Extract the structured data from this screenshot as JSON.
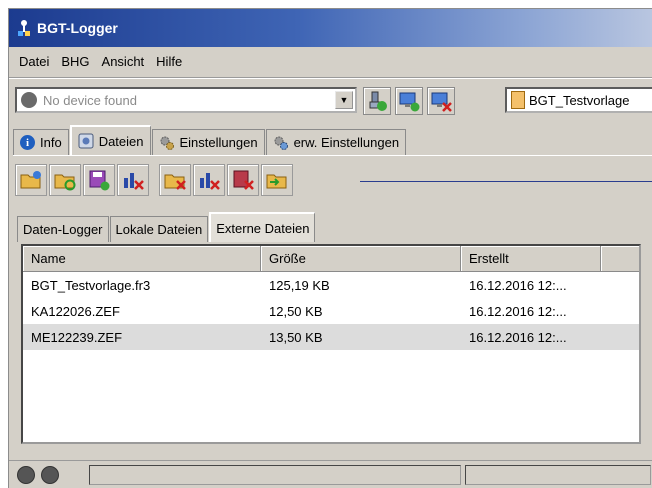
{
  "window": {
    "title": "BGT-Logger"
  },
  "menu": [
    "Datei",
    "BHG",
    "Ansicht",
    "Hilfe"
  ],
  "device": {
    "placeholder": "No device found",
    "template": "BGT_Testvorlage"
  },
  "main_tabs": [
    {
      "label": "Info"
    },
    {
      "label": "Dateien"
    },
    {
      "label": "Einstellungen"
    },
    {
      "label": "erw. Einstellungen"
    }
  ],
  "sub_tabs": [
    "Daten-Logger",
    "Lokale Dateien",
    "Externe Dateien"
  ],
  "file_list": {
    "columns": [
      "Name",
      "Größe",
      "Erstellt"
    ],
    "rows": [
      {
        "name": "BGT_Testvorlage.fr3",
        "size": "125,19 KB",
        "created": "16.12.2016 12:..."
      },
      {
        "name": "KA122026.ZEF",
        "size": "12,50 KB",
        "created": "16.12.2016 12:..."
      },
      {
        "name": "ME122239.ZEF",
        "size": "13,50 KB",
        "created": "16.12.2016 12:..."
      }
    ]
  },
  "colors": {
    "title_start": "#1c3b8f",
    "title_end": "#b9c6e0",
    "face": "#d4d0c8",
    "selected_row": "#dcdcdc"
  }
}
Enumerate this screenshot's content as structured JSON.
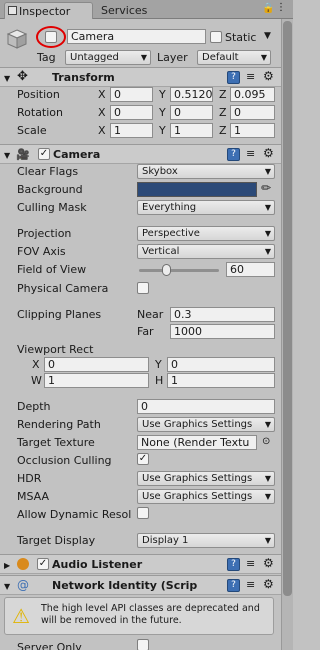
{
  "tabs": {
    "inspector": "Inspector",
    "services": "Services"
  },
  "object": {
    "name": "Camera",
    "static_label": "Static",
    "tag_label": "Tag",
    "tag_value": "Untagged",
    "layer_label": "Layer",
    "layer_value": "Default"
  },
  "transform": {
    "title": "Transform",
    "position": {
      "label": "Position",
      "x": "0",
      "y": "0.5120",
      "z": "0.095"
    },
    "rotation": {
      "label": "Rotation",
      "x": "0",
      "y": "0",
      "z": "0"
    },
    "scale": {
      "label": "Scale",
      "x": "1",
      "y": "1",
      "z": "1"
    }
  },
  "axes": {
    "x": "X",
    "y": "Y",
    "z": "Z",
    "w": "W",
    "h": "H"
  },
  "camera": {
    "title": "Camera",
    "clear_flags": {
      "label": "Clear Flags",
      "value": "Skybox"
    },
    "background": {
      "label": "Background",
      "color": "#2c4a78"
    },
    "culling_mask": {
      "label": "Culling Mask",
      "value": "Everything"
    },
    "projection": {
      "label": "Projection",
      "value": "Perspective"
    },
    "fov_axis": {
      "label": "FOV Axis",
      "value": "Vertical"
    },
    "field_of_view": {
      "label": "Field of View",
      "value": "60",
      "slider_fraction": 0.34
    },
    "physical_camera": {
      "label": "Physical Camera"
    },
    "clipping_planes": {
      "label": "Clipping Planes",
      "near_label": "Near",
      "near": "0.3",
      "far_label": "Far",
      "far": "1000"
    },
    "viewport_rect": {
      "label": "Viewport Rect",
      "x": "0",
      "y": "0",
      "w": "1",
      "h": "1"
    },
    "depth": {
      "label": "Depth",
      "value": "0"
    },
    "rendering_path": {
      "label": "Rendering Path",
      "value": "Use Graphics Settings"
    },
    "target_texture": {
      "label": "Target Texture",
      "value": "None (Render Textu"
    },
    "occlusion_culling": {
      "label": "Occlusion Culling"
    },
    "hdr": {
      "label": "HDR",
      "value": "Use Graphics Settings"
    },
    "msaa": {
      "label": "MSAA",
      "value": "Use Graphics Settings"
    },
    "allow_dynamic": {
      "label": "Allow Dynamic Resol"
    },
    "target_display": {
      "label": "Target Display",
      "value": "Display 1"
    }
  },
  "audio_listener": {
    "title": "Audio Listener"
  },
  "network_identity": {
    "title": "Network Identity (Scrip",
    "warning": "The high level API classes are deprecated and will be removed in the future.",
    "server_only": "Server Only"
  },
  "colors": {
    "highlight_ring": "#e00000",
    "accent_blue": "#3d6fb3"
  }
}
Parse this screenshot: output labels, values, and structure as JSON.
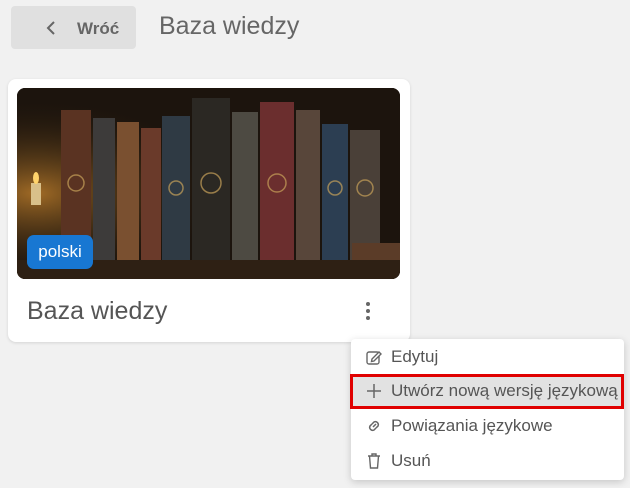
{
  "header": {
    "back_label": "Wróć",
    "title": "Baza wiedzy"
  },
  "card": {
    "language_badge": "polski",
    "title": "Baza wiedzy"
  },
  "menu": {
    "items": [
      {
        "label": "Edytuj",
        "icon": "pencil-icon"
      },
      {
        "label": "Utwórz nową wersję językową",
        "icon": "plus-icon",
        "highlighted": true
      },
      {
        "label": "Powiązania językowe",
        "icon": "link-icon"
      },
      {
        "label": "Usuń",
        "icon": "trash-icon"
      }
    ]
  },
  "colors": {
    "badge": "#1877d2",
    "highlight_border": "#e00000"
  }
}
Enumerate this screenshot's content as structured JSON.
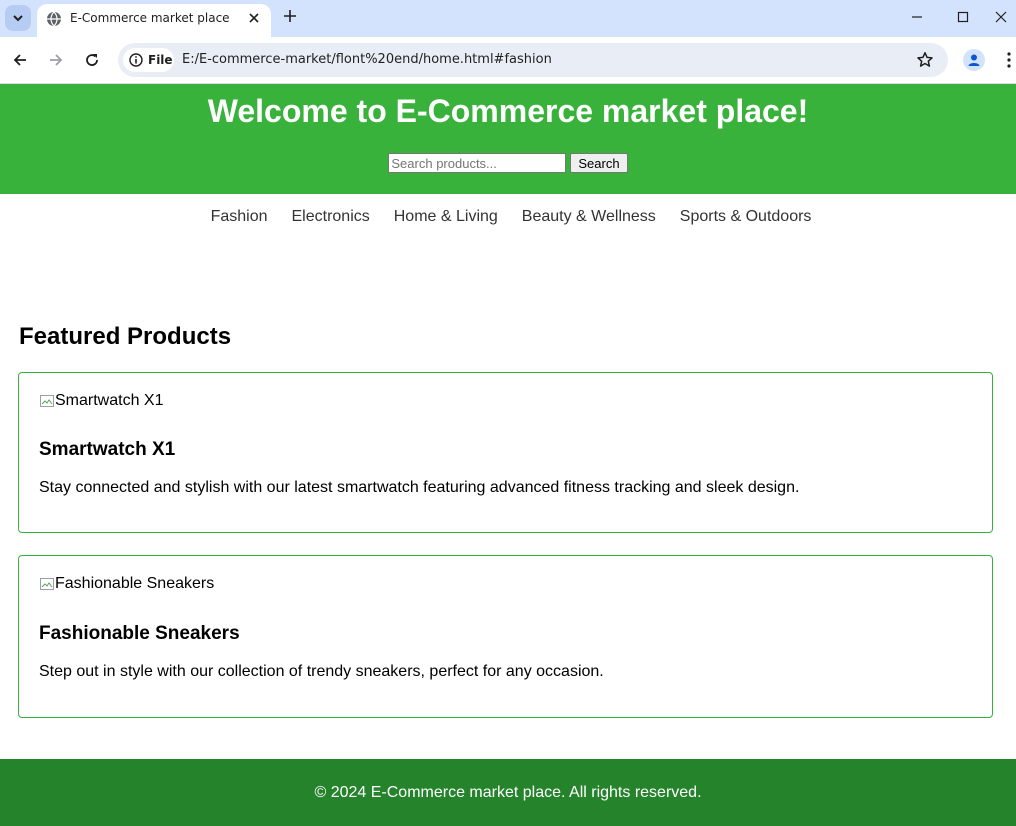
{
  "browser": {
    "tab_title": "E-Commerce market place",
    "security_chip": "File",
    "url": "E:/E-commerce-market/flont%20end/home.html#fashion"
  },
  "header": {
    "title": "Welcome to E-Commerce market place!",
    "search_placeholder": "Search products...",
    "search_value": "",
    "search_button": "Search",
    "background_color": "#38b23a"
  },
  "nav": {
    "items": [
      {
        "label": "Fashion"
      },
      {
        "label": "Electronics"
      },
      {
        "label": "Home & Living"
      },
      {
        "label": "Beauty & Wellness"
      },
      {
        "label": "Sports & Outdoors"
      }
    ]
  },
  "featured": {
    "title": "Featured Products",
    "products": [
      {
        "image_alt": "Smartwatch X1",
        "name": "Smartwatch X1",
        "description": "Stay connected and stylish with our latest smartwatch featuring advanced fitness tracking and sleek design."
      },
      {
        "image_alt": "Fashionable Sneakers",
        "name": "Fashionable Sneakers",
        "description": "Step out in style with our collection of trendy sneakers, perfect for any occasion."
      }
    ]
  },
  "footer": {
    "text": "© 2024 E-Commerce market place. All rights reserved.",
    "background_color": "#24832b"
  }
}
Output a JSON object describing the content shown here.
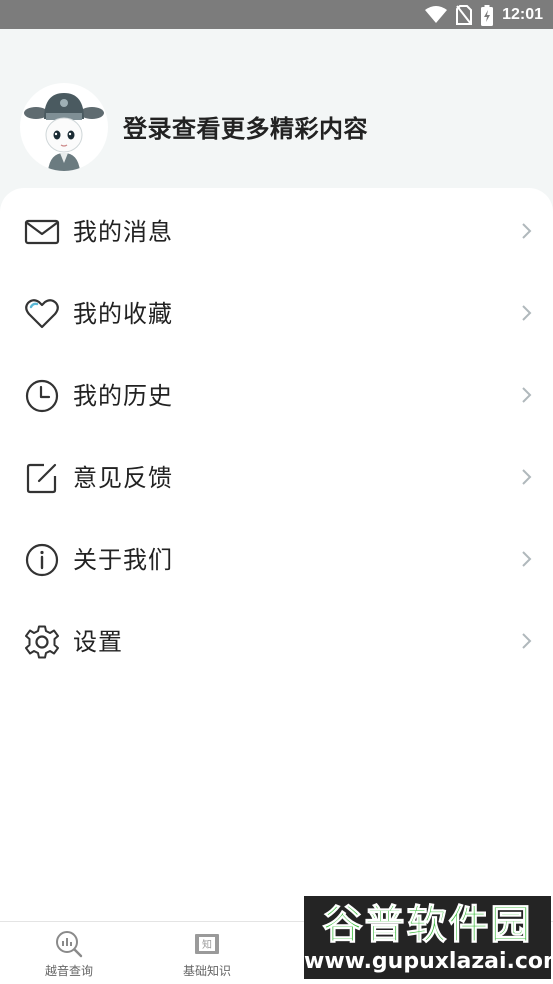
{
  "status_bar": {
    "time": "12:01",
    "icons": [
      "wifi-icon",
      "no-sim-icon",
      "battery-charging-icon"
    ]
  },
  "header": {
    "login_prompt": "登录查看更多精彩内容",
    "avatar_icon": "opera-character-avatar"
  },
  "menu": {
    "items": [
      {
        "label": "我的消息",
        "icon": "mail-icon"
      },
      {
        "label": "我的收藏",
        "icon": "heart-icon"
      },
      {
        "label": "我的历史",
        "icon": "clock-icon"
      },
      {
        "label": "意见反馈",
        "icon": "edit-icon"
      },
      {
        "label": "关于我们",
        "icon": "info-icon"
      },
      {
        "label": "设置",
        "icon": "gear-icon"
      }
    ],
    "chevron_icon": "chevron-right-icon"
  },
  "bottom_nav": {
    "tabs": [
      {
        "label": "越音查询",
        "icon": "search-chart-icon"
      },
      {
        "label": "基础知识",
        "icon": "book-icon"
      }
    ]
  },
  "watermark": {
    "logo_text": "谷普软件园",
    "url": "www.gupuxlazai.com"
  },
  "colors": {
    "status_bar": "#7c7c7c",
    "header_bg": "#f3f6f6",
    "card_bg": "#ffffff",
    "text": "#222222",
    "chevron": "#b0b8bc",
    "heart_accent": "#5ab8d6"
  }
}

++++++

#### [Your objective]
Omit the pictures. Output every record above word for word.

#### [Answer to the task]
Extract the structured data from this screenshot as JSON.
{
  "window": {
    "title": "BGT-Logger"
  },
  "menu": [
    "Datei",
    "BHG",
    "Ansicht",
    "Hilfe"
  ],
  "device": {
    "placeholder": "No device found",
    "template": "BGT_Testvorlage"
  },
  "main_tabs": [
    {
      "label": "Info"
    },
    {
      "label": "Dateien"
    },
    {
      "label": "Einstellungen"
    },
    {
      "label": "erw. Einstellungen"
    }
  ],
  "sub_tabs": [
    "Daten-Logger",
    "Lokale Dateien",
    "Externe Dateien"
  ],
  "file_list": {
    "columns": [
      "Name",
      "Größe",
      "Erstellt"
    ],
    "rows": [
      {
        "name": "BGT_Testvorlage.fr3",
        "size": "125,19 KB",
        "created": "16.12.2016 12:..."
      },
      {
        "name": "KA122026.ZEF",
        "size": "12,50 KB",
        "created": "16.12.2016 12:..."
      },
      {
        "name": "ME122239.ZEF",
        "size": "13,50 KB",
        "created": "16.12.2016 12:..."
      }
    ]
  },
  "colors": {
    "title_start": "#1c3b8f",
    "title_end": "#b9c6e0",
    "face": "#d4d0c8",
    "selected_row": "#dcdcdc"
  }
}
Enumerate this screenshot's content as structured JSON.
{
  "tabs": {
    "inspector": "Inspector",
    "services": "Services"
  },
  "object": {
    "name": "Camera",
    "static_label": "Static",
    "tag_label": "Tag",
    "tag_value": "Untagged",
    "layer_label": "Layer",
    "layer_value": "Default"
  },
  "transform": {
    "title": "Transform",
    "position": {
      "label": "Position",
      "x": "0",
      "y": "0.5120",
      "z": "0.095"
    },
    "rotation": {
      "label": "Rotation",
      "x": "0",
      "y": "0",
      "z": "0"
    },
    "scale": {
      "label": "Scale",
      "x": "1",
      "y": "1",
      "z": "1"
    }
  },
  "axes": {
    "x": "X",
    "y": "Y",
    "z": "Z",
    "w": "W",
    "h": "H"
  },
  "camera": {
    "title": "Camera",
    "clear_flags": {
      "label": "Clear Flags",
      "value": "Skybox"
    },
    "background": {
      "label": "Background",
      "color": "#2c4a78"
    },
    "culling_mask": {
      "label": "Culling Mask",
      "value": "Everything"
    },
    "projection": {
      "label": "Projection",
      "value": "Perspective"
    },
    "fov_axis": {
      "label": "FOV Axis",
      "value": "Vertical"
    },
    "field_of_view": {
      "label": "Field of View",
      "value": "60",
      "slider_fraction": 0.34
    },
    "physical_camera": {
      "label": "Physical Camera"
    },
    "clipping_planes": {
      "label": "Clipping Planes",
      "near_label": "Near",
      "near": "0.3",
      "far_label": "Far",
      "far": "1000"
    },
    "viewport_rect": {
      "label": "Viewport Rect",
      "x": "0",
      "y": "0",
      "w": "1",
      "h": "1"
    },
    "depth": {
      "label": "Depth",
      "value": "0"
    },
    "rendering_path": {
      "label": "Rendering Path",
      "value": "Use Graphics Settings"
    },
    "target_texture": {
      "label": "Target Texture",
      "value": "None (Render Textu"
    },
    "occlusion_culling": {
      "label": "Occlusion Culling"
    },
    "hdr": {
      "label": "HDR",
      "value": "Use Graphics Settings"
    },
    "msaa": {
      "label": "MSAA",
      "value": "Use Graphics Settings"
    },
    "allow_dynamic": {
      "label": "Allow Dynamic Resol"
    },
    "target_display": {
      "label": "Target Display",
      "value": "Display 1"
    }
  },
  "audio_listener": {
    "title": "Audio Listener"
  },
  "network_identity": {
    "title": "Network Identity (Scrip",
    "warning": "The high level API classes are deprecated and will be removed in the future.",
    "server_only": "Server Only"
  },
  "colors": {
    "highlight_ring": "#e00000",
    "accent_blue": "#3d6fb3"
  }
}
Parse this screenshot: output labels, values, and structure as JSON.
{
  "header": {
    "back_label": "Wróć",
    "title": "Baza wiedzy"
  },
  "card": {
    "language_badge": "polski",
    "title": "Baza wiedzy"
  },
  "menu": {
    "items": [
      {
        "label": "Edytuj",
        "icon": "pencil-icon"
      },
      {
        "label": "Utwórz nową wersję językową",
        "icon": "plus-icon",
        "highlighted": true
      },
      {
        "label": "Powiązania językowe",
        "icon": "link-icon"
      },
      {
        "label": "Usuń",
        "icon": "trash-icon"
      }
    ]
  },
  "colors": {
    "badge": "#1877d2",
    "highlight_border": "#e00000"
  }
}
Enumerate this screenshot's content as structured JSON.
{
  "browser": {
    "tab_title": "E-Commerce market place",
    "security_chip": "File",
    "url": "E:/E-commerce-market/flont%20end/home.html#fashion"
  },
  "header": {
    "title": "Welcome to E-Commerce market place!",
    "search_placeholder": "Search products...",
    "search_value": "",
    "search_button": "Search",
    "background_color": "#38b23a"
  },
  "nav": {
    "items": [
      {
        "label": "Fashion"
      },
      {
        "label": "Electronics"
      },
      {
        "label": "Home & Living"
      },
      {
        "label": "Beauty & Wellness"
      },
      {
        "label": "Sports & Outdoors"
      }
    ]
  },
  "featured": {
    "title": "Featured Products",
    "products": [
      {
        "image_alt": "Smartwatch X1",
        "name": "Smartwatch X1",
        "description": "Stay connected and stylish with our latest smartwatch featuring advanced fitness tracking and sleek design."
      },
      {
        "image_alt": "Fashionable Sneakers",
        "name": "Fashionable Sneakers",
        "description": "Step out in style with our collection of trendy sneakers, perfect for any occasion."
      }
    ]
  },
  "footer": {
    "text": "© 2024 E-Commerce market place. All rights reserved.",
    "background_color": "#24832b"
  }
}
Output a JSON object describing the content shown here.
{
  "status_bar": {
    "time": "12:01",
    "icons": [
      "wifi-icon",
      "no-sim-icon",
      "battery-charging-icon"
    ]
  },
  "header": {
    "login_prompt": "登录查看更多精彩内容",
    "avatar_icon": "opera-character-avatar"
  },
  "menu": {
    "items": [
      {
        "label": "我的消息",
        "icon": "mail-icon"
      },
      {
        "label": "我的收藏",
        "icon": "heart-icon"
      },
      {
        "label": "我的历史",
        "icon": "clock-icon"
      },
      {
        "label": "意见反馈",
        "icon": "edit-icon"
      },
      {
        "label": "关于我们",
        "icon": "info-icon"
      },
      {
        "label": "设置",
        "icon": "gear-icon"
      }
    ],
    "chevron_icon": "chevron-right-icon"
  },
  "bottom_nav": {
    "tabs": [
      {
        "label": "越音查询",
        "icon": "search-chart-icon"
      },
      {
        "label": "基础知识",
        "icon": "book-icon"
      }
    ]
  },
  "watermark": {
    "logo_text": "谷普软件园",
    "url": "www.gupuxlazai.com"
  },
  "colors": {
    "status_bar": "#7c7c7c",
    "header_bg": "#f3f6f6",
    "card_bg": "#ffffff",
    "text": "#222222",
    "chevron": "#b0b8bc",
    "heart_accent": "#5ab8d6"
  }
}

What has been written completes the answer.